- Goals:
A: In the remote work commentary, which three companies are named as using the impending recession to bring mobile workers back into the office?
B: Print the portion of the remote work commentary starting at "If none of that" and ending at "of the cost.".
C: Decide whether each statement agrees with the remote work commentary, answering yes or no and quoting the deciding words: (i) The column cited was written by Gus Carlson in the Globe & Mail. (ii) The writer says hiring off-shore employees costs more than keeping staff in the office. (iii) The writer names avoiding commuting time as a benefit to employees and their families.

- Passage provided:
..............................
I was disappointed to read in a recent column by Gus Carlson in the Globe & Mail https://www.theglobeandmail.com/business/commentary/article-recession-remote-workers-layoffs/ that Apple, Tesla and Goldman Sachs are a few of the many large companies that are using the impending recession to leverage their mobile workers back into the office. These dinosaurs still won’t believe that mobile workers can be more productive working outside the office without their bosses looking over their shoulders. Nor do they consider the considerable benefit to their employees and their families to avoid commuting time and have the flexibility to schedule work and family as equal priorities.
If none of that is important, then consider the economics: it is much less expensive for tech companies to have employees working out of the office, or to hire off-shore employees at a fraction of the cost.
..............................
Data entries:
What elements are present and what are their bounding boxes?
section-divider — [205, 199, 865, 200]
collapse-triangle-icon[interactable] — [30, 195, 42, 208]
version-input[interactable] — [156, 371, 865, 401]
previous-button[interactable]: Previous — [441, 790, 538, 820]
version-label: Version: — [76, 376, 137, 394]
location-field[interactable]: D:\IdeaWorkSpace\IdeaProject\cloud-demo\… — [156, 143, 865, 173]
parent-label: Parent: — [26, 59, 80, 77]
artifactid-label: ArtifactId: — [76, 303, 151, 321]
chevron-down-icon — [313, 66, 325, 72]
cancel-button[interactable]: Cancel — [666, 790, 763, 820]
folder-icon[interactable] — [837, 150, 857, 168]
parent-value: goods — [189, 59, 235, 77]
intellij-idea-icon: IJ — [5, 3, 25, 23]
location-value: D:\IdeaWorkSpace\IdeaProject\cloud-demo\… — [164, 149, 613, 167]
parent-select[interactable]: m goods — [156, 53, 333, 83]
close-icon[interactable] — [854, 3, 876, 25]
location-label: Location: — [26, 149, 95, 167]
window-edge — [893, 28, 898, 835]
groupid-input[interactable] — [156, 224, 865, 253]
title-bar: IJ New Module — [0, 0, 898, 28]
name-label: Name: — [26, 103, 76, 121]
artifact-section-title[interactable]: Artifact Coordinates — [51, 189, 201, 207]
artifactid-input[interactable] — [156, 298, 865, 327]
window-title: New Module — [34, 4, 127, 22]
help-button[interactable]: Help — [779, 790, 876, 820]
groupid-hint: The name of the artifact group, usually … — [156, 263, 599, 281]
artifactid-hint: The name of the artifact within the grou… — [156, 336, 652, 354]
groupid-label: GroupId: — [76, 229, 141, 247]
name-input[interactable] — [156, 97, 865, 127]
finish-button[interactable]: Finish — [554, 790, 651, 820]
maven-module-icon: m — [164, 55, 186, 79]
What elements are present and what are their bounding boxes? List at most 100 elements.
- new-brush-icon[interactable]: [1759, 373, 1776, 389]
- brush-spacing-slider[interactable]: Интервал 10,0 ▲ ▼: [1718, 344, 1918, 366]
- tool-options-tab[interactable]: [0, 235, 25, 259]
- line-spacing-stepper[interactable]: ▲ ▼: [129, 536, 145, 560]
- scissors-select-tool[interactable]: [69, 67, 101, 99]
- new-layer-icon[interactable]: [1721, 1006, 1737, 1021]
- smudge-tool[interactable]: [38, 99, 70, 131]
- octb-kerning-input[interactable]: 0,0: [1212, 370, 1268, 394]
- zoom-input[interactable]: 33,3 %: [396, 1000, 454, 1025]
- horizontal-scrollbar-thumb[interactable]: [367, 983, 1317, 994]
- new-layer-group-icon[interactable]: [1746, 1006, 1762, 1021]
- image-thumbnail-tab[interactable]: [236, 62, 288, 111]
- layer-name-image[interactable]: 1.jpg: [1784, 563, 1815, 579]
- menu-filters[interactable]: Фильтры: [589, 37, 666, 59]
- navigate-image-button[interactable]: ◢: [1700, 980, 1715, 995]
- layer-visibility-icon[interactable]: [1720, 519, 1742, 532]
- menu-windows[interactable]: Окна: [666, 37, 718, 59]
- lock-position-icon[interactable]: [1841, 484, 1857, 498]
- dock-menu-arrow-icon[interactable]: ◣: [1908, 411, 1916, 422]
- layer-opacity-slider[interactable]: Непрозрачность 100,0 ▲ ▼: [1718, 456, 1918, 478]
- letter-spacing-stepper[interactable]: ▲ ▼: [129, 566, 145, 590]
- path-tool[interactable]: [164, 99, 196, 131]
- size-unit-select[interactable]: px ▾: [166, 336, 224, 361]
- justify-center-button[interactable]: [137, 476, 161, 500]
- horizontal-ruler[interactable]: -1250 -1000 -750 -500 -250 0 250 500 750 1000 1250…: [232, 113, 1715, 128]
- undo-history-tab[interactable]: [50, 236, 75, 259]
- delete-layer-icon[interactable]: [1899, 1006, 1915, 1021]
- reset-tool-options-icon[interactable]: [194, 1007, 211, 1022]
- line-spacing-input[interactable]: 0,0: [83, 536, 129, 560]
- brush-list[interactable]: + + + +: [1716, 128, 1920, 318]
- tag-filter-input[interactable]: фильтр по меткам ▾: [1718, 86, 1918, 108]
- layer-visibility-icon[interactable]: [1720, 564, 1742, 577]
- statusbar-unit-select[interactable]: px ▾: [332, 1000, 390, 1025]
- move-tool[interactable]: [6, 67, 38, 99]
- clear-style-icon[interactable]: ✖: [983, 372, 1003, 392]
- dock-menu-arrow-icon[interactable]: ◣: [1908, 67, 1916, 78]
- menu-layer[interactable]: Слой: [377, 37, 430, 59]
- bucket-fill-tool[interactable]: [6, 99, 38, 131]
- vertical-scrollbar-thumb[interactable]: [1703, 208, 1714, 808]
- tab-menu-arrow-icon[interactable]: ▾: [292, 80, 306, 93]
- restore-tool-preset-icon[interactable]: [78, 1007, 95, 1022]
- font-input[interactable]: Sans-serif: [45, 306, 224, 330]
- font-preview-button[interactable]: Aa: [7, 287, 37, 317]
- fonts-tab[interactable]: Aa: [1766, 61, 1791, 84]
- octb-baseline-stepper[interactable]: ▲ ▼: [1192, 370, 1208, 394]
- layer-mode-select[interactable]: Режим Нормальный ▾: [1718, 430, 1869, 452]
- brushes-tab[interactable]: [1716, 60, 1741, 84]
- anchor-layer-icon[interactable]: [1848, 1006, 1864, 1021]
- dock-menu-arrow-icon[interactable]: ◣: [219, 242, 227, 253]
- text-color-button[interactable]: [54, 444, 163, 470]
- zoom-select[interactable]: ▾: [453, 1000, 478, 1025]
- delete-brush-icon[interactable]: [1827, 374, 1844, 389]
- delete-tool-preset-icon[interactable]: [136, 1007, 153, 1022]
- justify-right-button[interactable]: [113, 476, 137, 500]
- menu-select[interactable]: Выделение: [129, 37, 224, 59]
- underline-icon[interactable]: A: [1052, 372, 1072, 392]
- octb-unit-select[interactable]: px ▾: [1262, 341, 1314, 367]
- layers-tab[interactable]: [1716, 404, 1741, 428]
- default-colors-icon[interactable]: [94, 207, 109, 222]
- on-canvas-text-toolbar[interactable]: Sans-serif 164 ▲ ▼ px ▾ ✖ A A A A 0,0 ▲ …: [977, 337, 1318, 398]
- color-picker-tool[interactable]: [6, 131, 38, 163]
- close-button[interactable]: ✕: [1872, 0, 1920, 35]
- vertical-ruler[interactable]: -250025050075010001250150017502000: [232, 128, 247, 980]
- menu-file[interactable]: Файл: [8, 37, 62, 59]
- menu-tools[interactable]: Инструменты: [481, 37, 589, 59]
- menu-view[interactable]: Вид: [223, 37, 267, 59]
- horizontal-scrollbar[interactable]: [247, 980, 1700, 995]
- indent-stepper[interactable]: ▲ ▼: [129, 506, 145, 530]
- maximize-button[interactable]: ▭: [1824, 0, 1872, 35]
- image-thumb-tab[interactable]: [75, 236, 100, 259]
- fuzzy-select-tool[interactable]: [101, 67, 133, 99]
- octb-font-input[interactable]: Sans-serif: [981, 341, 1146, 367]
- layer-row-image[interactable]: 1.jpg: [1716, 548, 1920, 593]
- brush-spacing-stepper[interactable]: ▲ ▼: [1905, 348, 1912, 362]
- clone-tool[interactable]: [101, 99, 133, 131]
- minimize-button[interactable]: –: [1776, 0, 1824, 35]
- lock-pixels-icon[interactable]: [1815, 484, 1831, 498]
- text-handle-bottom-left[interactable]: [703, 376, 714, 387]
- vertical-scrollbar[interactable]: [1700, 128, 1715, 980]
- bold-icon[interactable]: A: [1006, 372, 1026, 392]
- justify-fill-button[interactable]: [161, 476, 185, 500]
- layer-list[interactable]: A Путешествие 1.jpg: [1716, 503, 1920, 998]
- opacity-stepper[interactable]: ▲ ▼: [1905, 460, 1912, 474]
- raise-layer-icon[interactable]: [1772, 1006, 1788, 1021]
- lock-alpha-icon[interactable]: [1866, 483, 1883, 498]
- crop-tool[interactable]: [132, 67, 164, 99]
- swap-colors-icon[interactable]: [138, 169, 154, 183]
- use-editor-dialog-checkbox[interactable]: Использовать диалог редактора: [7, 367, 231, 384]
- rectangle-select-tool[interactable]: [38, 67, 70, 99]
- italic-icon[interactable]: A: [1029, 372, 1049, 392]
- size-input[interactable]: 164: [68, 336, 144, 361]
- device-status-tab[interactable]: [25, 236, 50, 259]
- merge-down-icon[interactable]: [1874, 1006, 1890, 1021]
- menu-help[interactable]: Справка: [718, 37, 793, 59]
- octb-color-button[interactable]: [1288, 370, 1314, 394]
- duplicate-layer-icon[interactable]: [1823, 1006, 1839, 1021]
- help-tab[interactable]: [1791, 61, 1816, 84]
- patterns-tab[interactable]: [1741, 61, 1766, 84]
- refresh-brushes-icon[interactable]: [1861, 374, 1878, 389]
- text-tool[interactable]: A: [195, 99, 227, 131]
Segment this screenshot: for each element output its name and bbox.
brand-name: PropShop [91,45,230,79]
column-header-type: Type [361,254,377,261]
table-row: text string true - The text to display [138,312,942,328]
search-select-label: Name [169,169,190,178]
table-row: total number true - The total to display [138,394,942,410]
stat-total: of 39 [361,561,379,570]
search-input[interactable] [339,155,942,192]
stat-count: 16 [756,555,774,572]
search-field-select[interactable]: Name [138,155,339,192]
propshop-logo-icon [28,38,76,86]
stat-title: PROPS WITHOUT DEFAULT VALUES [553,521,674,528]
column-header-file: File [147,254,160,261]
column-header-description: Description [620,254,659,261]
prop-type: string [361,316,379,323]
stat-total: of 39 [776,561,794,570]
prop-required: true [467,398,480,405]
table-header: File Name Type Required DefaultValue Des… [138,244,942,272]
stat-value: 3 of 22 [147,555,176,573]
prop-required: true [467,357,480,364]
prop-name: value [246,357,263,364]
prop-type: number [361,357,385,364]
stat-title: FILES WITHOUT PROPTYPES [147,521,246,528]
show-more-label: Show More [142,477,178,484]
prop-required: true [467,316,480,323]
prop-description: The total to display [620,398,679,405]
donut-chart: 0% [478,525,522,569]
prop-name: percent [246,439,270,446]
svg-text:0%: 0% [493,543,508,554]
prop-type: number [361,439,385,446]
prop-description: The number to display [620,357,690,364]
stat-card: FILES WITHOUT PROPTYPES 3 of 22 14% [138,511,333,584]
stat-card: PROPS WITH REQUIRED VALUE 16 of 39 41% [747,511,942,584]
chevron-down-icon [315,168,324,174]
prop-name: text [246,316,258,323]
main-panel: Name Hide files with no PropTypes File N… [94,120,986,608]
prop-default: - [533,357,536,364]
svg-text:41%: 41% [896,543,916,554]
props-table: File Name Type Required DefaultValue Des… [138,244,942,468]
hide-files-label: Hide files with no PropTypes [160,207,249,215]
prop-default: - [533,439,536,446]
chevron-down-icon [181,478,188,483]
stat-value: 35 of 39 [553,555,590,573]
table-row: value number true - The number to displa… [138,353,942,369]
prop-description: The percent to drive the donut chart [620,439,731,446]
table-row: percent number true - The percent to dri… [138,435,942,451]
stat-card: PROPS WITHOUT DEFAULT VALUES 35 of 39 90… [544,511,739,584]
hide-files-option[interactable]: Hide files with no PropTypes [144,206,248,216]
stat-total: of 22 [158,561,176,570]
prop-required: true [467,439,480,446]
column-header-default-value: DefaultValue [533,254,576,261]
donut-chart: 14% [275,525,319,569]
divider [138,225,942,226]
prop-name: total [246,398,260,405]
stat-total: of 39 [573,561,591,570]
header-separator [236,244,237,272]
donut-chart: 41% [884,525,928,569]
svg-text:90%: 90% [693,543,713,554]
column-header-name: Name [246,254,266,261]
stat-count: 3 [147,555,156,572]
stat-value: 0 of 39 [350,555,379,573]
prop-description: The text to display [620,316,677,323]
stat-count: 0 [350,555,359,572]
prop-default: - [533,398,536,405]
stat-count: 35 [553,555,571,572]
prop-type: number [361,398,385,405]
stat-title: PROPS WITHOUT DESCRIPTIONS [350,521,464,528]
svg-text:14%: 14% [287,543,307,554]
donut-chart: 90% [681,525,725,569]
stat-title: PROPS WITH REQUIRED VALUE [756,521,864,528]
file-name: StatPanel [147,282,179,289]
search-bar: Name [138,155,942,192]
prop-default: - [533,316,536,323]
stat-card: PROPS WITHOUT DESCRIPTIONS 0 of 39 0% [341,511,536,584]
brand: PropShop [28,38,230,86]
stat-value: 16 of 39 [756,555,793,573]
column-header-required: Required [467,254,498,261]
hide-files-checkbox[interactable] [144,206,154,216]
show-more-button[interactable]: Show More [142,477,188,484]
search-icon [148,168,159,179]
..............................
- Answers to the exercises:
A: Apple, Tesla and Goldman Sachs.

B:
If none of that is important, then consider the economics: it is much less expensive for tech companies to have employees working out of the office, or to hire off-shore employees at a fraction of the cost.

C:
(i) Yes: "a recent column by Gus Carlson in the Globe & Mail"
(ii) No: "to hire off-shore employees at a fraction of the cost"
(iii) Yes: "the considerable benefit to their employees and their families to avoid commuting time"